- **JOB**: Skip the pictures and quote all of the lines exactly.

Data entries for graphics:
** Start **

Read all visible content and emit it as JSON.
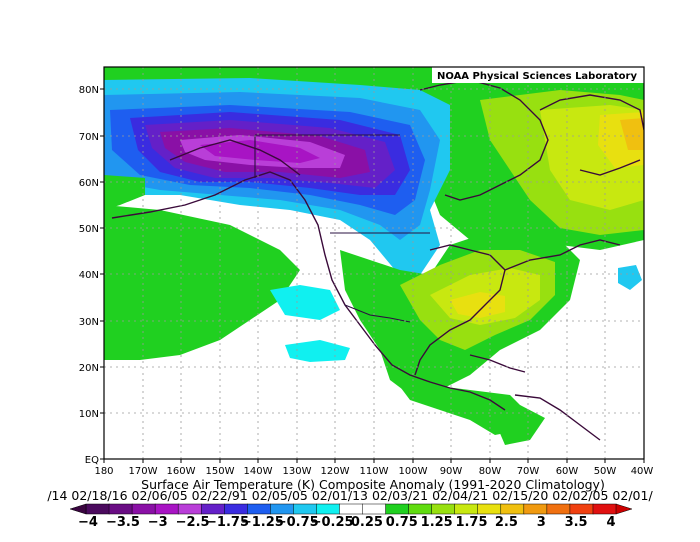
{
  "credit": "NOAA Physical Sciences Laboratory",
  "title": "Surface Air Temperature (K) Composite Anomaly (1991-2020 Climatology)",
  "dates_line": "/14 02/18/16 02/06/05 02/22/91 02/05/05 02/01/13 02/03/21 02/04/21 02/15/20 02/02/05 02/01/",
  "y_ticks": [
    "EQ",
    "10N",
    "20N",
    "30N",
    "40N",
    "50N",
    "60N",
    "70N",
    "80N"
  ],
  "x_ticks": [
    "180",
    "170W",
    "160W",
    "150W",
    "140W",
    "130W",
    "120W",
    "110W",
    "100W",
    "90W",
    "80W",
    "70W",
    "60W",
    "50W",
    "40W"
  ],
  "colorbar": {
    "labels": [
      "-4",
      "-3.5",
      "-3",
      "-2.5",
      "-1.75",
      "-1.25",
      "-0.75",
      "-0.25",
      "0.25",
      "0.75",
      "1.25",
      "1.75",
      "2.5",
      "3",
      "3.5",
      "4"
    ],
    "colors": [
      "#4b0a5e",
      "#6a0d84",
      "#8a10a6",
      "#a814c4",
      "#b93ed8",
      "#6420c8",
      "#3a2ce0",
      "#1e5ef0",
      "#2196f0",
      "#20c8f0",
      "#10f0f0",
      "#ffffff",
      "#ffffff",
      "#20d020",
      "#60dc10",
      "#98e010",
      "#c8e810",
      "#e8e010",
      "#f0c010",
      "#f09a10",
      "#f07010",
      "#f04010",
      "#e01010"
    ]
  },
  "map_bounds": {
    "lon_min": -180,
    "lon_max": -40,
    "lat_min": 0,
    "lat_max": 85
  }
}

** End **

- **RESULT BELOW**:
Read all visible content and emit it as JSON.
{
  "credit": "NOAA Physical Sciences Laboratory",
  "title": "Surface Air Temperature (K) Composite Anomaly (1991-2020 Climatology)",
  "dates_line": "/14 02/18/16 02/06/05 02/22/91 02/05/05 02/01/13 02/03/21 02/04/21 02/15/20 02/02/05 02/01/",
  "y_ticks": [
    "EQ",
    "10N",
    "20N",
    "30N",
    "40N",
    "50N",
    "60N",
    "70N",
    "80N"
  ],
  "x_ticks": [
    "180",
    "170W",
    "160W",
    "150W",
    "140W",
    "130W",
    "120W",
    "110W",
    "100W",
    "90W",
    "80W",
    "70W",
    "60W",
    "50W",
    "40W"
  ],
  "colorbar": {
    "labels": [
      "-4",
      "-3.5",
      "-3",
      "-2.5",
      "-1.75",
      "-1.25",
      "-0.75",
      "-0.25",
      "0.25",
      "0.75",
      "1.25",
      "1.75",
      "2.5",
      "3",
      "3.5",
      "4"
    ],
    "colors": [
      "#4b0a5e",
      "#6a0d84",
      "#8a10a6",
      "#a814c4",
      "#b93ed8",
      "#6420c8",
      "#3a2ce0",
      "#1e5ef0",
      "#2196f0",
      "#20c8f0",
      "#10f0f0",
      "#ffffff",
      "#ffffff",
      "#20d020",
      "#60dc10",
      "#98e010",
      "#c8e810",
      "#e8e010",
      "#f0c010",
      "#f09a10",
      "#f07010",
      "#f04010",
      "#e01010"
    ]
  },
  "map_bounds": {
    "lon_min": -180,
    "lon_max": -40,
    "lat_min": 0,
    "lat_max": 85
  }
}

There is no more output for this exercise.